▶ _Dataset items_
* START *

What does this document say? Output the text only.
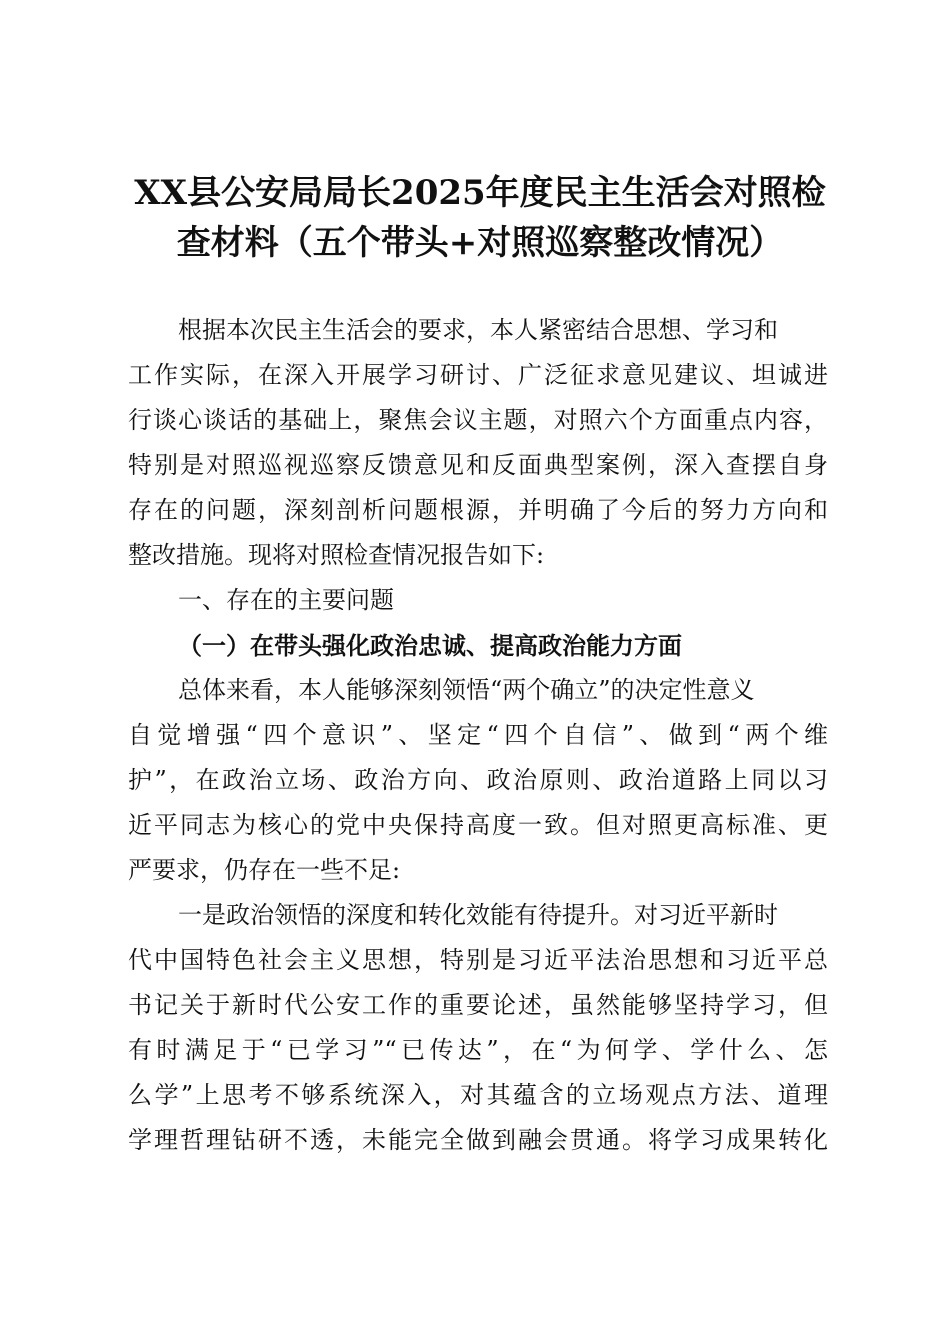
XX县公安局局长2025年度民主生活会对照检
查材料（五个带头+对照巡察整改情况）
根据本次民主生活会的要求，本人紧密结合思想、学习和
工作实际，在深入开展学习研讨、广泛征求意见建议、坦诚进
行谈心谈话的基础上，聚焦会议主题，对照六个方面重点内容，
特别是对照巡视巡察反馈意见和反面典型案例，深入查摆自身
存在的问题，深刻剖析问题根源，并明确了今后的努力方向和
整改措施。现将对照检查情况报告如下:
一、存在的主要问题
（一）在带头强化政治忠诚、提高政治能力方面
总体来看，本人能够深刻领悟“两个确立”的决定性意义
自觉增强“四个意识”、坚定“四个自信”、做到“两个维
护”，在政治立场、政治方向、政治原则、政治道路上同以习
近平同志为核心的党中央保持高度一致。但对照更高标准、更
严要求，仍存在一些不足:
一是政治领悟的深度和转化效能有待提升。对习近平新时
代中国特色社会主义思想，特别是习近平法治思想和习近平总
书记关于新时代公安工作的重要论述，虽然能够坚持学习，但
有时满足于“已学习”“已传达”，在“为何学、学什么、怎
么学”上思考不够系统深入，对其蕴含的立场观点方法、道理
学理哲理钻研不透，未能完全做到融会贯通。将学习成果转化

* END *

▶ _YOUR GOAL_
Copy each line exactly, and leave the pictures out of your copy.

▶ _THE ANSWER_
What does this document say? Output the text only.
XX县公安局局长2025年度民主生活会对照检
查材料（五个带头+对照巡察整改情况）
根据本次民主生活会的要求，本人紧密结合思想、学习和
工作实际，在深入开展学习研讨、广泛征求意见建议、坦诚进
行谈心谈话的基础上，聚焦会议主题，对照六个方面重点内容，
特别是对照巡视巡察反馈意见和反面典型案例，深入查摆自身
存在的问题，深刻剖析问题根源，并明确了今后的努力方向和
整改措施。现将对照检查情况报告如下:
一、存在的主要问题
（一）在带头强化政治忠诚、提高政治能力方面
总体来看，本人能够深刻领悟“两个确立”的决定性意义
自觉增强“四个意识”、坚定“四个自信”、做到“两个维
护”，在政治立场、政治方向、政治原则、政治道路上同以习
近平同志为核心的党中央保持高度一致。但对照更高标准、更
严要求，仍存在一些不足:
一是政治领悟的深度和转化效能有待提升。对习近平新时
代中国特色社会主义思想，特别是习近平法治思想和习近平总
书记关于新时代公安工作的重要论述，虽然能够坚持学习，但
有时满足于“已学习”“已传达”，在“为何学、学什么、怎
么学”上思考不够系统深入，对其蕴含的立场观点方法、道理
学理哲理钻研不透，未能完全做到融会贯通。将学习成果转化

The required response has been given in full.